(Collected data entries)

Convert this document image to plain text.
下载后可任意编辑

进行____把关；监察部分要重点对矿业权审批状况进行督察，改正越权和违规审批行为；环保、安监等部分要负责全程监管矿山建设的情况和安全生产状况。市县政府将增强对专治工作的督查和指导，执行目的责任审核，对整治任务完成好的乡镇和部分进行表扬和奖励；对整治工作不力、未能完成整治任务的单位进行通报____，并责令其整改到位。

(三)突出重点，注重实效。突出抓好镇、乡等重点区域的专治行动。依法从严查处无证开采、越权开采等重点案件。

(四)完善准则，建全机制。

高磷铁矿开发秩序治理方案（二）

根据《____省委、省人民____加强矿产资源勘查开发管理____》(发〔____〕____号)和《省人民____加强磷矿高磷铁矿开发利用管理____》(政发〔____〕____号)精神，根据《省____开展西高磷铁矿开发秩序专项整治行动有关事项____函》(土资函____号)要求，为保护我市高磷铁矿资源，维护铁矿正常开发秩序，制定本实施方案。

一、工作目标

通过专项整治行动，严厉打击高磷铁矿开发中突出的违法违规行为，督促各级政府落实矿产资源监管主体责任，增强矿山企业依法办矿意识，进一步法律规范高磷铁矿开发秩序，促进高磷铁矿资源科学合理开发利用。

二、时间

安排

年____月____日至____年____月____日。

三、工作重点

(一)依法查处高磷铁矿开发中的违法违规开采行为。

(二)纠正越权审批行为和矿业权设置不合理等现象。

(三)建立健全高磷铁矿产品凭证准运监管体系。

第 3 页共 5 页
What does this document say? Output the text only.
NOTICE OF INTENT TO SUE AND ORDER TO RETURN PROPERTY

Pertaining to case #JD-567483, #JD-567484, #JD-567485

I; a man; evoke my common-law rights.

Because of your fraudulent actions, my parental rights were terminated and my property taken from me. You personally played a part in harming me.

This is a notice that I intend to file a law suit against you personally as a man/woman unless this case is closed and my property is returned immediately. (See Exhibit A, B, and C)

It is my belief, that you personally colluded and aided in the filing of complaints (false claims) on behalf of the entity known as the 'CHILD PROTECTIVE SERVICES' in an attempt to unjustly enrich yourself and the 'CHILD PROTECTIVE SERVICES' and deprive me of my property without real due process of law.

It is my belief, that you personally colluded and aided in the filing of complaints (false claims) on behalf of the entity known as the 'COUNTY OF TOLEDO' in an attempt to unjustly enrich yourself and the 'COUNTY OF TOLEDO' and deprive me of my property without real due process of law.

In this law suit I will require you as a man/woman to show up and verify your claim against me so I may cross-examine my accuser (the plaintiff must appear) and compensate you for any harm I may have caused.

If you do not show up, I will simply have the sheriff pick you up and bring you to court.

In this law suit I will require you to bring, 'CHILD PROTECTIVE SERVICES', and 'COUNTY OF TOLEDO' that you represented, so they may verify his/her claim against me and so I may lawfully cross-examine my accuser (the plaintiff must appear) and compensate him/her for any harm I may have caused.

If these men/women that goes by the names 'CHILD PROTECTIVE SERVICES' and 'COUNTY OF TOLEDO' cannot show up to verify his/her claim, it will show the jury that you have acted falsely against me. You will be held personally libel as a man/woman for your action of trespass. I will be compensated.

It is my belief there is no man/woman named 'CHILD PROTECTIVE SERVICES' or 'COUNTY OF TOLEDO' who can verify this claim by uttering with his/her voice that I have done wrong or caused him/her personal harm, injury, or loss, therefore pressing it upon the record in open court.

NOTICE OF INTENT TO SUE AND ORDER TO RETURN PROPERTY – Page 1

▶ [Exercise instructions]
Your task is to repeat every line exactly.

▶ [Solution]
Convert this document image to plain text.
下载后可任意编辑

进行____把关；监察部分要重点对矿业权审批状况进行督察，改正越权和违规审批行为；环保、安监等部分要负责全程监管矿山建设的情况和安全生产状况。市县政府将增强对专治工作的督查和指导，执行目的责任审核，对整治任务完成好的乡镇和部分进行表扬和奖励；对整治工作不力、未能完成整治任务的单位进行通报____，并责令其整改到位。

(三)突出重点，注重实效。突出抓好镇、乡等重点区域的专治行动。依法从严查处无证开采、越权开采等重点案件。

(四)完善准则，建全机制。

高磷铁矿开发秩序治理方案（二）

根据《____省委、省人民____加强矿产资源勘查开发管理____》(发〔____〕____号)和《省人民____加强磷矿高磷铁矿开发利用管理____》(政发〔____〕____号)精神，根据《省____开展西高磷铁矿开发秩序专项整治行动有关事项____函》(土资函____号)要求，为保护我市高磷铁矿资源，维护铁矿正常开发秩序，制定本实施方案。

一、工作目标

通过专项整治行动，严厉打击高磷铁矿开发中突出的违法违规行为，督促各级政府落实矿产资源监管主体责任，增强矿山企业依法办矿意识，进一步法律规范高磷铁矿开发秩序，促进高磷铁矿资源科学合理开发利用。

二、时间

安排

年____月____日至____年____月____日。

三、工作重点

(一)依法查处高磷铁矿开发中的违法违规开采行为。

(二)纠正越权审批行为和矿业权设置不合理等现象。

(三)建立健全高磷铁矿产品凭证准运监管体系。

第 3 页共 5 页
What does this document say? Output the text only.
NOTICE OF INTENT TO SUE AND ORDER TO RETURN PROPERTY

Pertaining to case #JD-567483, #JD-567484, #JD-567485

I; a man; evoke my common-law rights.

Because of your fraudulent actions, my parental rights were terminated and my property taken from me. You personally played a part in harming me.

This is a notice that I intend to file a law suit against you personally as a man/woman unless this case is closed and my property is returned immediately. (See Exhibit A, B, and C)

It is my belief, that you personally colluded and aided in the filing of complaints (false claims) on behalf of the entity known as the 'CHILD PROTECTIVE SERVICES' in an attempt to unjustly enrich yourself and the 'CHILD PROTECTIVE SERVICES' and deprive me of my property without real due process of law.

It is my belief, that you personally colluded and aided in the filing of complaints (false claims) on behalf of the entity known as the 'COUNTY OF TOLEDO' in an attempt to unjustly enrich yourself and the 'COUNTY OF TOLEDO' and deprive me of my property without real due process of law.

In this law suit I will require you as a man/woman to show up and verify your claim against me so I may cross-examine my accuser (the plaintiff must appear) and compensate you for any harm I may have caused.

If you do not show up, I will simply have the sheriff pick you up and bring you to court.

In this law suit I will require you to bring, 'CHILD PROTECTIVE SERVICES', and 'COUNTY OF TOLEDO' that you represented, so they may verify his/her claim against me and so I may lawfully cross-examine my accuser (the plaintiff must appear) and compensate him/her for any harm I may have caused.

If these men/women that goes by the names 'CHILD PROTECTIVE SERVICES' and 'COUNTY OF TOLEDO' cannot show up to verify his/her claim, it will show the jury that you have acted falsely against me. You will be held personally libel as a man/woman for your action of trespass. I will be compensated.

It is my belief there is no man/woman named 'CHILD PROTECTIVE SERVICES' or 'COUNTY OF TOLEDO' who can verify this claim by uttering with his/her voice that I have done wrong or caused him/her personal harm, injury, or loss, therefore pressing it upon the record in open court.

NOTICE OF INTENT TO SUE AND ORDER TO RETURN PROPERTY – Page 1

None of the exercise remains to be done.